#### [Task objective]
Copy each line below in which the word "паралелно" occurs.

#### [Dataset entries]
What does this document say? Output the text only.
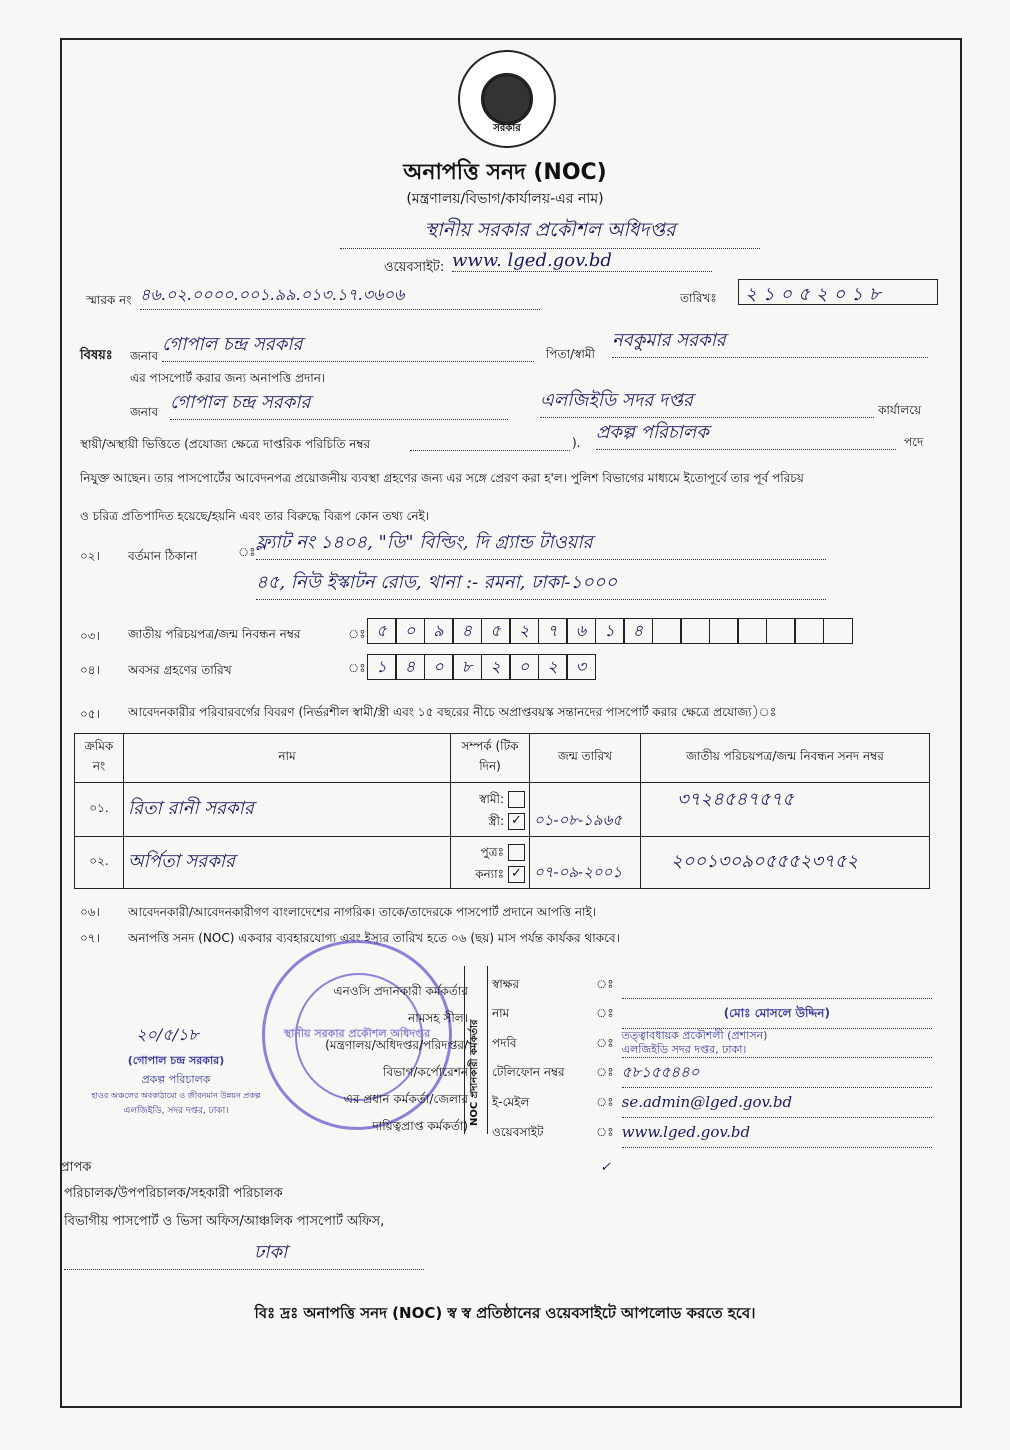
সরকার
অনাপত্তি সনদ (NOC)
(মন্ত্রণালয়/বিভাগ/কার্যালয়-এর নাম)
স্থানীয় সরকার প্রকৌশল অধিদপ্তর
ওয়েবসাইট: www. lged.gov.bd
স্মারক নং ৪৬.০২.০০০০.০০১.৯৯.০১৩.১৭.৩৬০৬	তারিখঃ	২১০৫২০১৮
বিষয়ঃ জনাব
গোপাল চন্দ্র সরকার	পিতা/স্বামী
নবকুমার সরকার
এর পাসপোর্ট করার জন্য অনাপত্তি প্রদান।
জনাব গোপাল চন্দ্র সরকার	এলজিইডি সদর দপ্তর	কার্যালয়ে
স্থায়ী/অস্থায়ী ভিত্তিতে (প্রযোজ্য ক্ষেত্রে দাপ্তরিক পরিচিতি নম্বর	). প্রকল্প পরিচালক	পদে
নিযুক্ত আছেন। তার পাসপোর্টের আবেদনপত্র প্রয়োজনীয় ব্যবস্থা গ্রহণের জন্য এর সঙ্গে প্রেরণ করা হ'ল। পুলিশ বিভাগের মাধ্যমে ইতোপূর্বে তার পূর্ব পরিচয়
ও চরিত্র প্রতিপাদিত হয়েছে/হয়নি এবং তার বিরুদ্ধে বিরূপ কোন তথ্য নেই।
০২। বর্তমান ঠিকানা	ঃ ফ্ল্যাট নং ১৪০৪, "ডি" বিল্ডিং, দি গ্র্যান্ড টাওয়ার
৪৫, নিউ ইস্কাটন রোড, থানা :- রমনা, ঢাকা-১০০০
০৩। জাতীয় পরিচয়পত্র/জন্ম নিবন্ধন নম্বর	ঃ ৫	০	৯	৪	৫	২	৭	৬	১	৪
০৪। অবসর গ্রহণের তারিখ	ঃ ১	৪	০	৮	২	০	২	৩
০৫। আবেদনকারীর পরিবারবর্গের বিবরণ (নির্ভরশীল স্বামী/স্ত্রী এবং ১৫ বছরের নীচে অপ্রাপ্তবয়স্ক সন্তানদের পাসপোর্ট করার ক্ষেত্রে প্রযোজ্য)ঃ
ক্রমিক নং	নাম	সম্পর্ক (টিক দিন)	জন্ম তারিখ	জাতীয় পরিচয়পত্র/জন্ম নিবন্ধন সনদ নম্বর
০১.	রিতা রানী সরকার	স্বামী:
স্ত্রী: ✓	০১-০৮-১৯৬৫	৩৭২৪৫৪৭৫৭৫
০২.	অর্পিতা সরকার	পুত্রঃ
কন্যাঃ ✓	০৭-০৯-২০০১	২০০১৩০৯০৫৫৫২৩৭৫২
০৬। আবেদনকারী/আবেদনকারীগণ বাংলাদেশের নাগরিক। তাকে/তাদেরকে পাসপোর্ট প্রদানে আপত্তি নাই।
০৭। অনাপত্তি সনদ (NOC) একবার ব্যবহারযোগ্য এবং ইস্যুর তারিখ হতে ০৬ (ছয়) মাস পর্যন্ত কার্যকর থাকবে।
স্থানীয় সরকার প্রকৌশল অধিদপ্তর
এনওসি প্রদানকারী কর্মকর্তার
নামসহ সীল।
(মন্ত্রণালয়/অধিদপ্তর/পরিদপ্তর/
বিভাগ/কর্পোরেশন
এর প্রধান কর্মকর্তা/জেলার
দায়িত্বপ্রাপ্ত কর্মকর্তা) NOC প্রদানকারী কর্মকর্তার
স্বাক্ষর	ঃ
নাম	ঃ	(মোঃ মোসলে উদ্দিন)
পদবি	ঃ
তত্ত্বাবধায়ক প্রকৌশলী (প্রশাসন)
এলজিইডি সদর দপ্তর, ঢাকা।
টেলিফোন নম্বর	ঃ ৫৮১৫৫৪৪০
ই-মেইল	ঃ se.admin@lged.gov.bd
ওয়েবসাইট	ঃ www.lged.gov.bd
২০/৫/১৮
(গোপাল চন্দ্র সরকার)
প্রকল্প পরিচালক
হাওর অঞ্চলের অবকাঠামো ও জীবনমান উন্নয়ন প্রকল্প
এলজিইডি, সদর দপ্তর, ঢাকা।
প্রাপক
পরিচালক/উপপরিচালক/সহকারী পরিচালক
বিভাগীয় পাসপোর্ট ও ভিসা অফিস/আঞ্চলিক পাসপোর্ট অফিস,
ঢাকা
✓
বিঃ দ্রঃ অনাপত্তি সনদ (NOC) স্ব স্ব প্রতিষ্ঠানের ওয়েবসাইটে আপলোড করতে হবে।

---

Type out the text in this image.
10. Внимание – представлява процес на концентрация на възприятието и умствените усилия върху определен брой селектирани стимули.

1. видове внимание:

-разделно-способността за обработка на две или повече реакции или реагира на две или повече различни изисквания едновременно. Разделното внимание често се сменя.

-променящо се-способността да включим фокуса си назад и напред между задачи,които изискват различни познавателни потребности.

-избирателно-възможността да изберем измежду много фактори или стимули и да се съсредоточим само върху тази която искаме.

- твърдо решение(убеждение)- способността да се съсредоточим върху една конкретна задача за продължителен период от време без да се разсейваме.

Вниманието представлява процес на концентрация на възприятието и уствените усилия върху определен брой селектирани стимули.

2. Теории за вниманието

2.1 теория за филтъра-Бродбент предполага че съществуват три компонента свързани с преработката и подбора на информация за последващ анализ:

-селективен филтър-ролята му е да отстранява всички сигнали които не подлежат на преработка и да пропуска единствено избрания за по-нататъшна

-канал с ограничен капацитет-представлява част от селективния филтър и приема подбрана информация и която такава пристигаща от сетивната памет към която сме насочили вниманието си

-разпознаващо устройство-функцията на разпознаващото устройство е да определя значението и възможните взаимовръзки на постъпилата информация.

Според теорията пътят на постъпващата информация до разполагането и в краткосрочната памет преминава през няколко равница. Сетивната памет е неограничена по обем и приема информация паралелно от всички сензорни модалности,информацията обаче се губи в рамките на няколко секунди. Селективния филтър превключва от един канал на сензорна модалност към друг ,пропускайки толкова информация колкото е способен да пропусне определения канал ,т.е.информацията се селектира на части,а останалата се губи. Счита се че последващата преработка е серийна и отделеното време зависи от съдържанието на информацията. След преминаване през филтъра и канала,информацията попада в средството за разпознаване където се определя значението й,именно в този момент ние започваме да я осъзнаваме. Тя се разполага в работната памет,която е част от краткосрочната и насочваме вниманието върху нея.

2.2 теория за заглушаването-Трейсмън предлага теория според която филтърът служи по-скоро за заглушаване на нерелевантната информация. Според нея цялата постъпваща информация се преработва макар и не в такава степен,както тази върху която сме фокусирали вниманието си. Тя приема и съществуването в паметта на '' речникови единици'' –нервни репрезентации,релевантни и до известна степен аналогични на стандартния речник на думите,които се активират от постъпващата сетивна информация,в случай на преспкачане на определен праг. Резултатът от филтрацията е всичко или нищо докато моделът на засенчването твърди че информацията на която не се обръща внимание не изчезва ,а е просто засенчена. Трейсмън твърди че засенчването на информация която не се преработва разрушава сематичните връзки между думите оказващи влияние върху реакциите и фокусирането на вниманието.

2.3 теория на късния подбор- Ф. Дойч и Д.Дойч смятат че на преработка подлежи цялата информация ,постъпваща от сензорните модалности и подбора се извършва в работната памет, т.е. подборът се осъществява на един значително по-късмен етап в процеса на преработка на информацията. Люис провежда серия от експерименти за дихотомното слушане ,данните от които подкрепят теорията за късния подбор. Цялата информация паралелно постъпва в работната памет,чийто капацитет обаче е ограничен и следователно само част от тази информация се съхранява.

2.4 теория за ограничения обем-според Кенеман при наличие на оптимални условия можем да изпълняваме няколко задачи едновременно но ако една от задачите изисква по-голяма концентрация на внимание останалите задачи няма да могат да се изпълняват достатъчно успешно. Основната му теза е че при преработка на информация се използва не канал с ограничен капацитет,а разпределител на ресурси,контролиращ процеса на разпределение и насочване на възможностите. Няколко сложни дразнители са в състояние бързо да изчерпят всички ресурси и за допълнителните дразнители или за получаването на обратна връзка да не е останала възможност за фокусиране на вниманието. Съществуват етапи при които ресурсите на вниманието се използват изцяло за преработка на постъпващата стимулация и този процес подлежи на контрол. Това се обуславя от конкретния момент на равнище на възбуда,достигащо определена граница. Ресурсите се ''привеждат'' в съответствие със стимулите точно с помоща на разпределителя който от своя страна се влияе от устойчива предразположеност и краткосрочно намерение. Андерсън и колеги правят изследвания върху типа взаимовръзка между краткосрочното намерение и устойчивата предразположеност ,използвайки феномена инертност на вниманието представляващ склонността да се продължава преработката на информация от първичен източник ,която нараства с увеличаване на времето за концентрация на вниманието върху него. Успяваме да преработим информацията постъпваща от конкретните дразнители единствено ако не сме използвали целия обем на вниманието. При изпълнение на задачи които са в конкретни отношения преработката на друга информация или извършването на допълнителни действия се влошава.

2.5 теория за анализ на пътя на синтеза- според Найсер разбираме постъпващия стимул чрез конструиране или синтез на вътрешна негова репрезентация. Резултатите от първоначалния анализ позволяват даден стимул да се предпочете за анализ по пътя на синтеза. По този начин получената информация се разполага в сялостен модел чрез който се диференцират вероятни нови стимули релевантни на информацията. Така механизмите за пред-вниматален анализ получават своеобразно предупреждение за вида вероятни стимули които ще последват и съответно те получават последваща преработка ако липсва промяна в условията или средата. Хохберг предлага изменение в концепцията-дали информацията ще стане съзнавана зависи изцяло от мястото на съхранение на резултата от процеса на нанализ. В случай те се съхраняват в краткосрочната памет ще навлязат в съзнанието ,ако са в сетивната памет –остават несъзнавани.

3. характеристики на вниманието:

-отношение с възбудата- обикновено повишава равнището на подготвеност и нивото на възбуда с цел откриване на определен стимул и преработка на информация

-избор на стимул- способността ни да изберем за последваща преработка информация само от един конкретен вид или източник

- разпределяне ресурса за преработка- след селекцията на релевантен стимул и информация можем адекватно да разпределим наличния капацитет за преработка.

#### [Completed task]
Според теорията пътят на постъпващата информация до разполагането и в краткосрочната памет преминава през няколко равница. Сетивната памет е неограничена по обем и приема информация паралелно от всички сензорни модалности,информацията обаче се губи в рамките на няколко секунди. Селективния филтър превключва от един канал на сензорна модалност към друг ,пропускайки толкова информация колкото е способен да пропусне определения канал ,т.е.информацията се селектира на части,а останалата се губи. Счита се че последващата преработка е серийна и отделеното време зависи от съдържанието на информацията. След преминаване през филтъра и канала,информацията попада в средството за разпознаване където се определя значението й,именно в този момент ние започваме да я осъзнаваме. Тя се разполага в работната памет,която е част от краткосрочната и насочваме вниманието върху нея.
2.3 теория на късния подбор- Ф. Дойч и Д.Дойч смятат че на преработка подлежи цялата информация ,постъпваща от сензорните модалности и подбора се извършва в работната памет, т.е. подборът се осъществява на един значително по-късмен етап в процеса на преработка на информацията. Люис провежда серия от експерименти за дихотомното слушане ,данните от които подкрепят теорията за късния подбор. Цялата информация паралелно постъпва в работната памет,чийто капацитет обаче е ограничен и следователно само част от тази информация се съхранява.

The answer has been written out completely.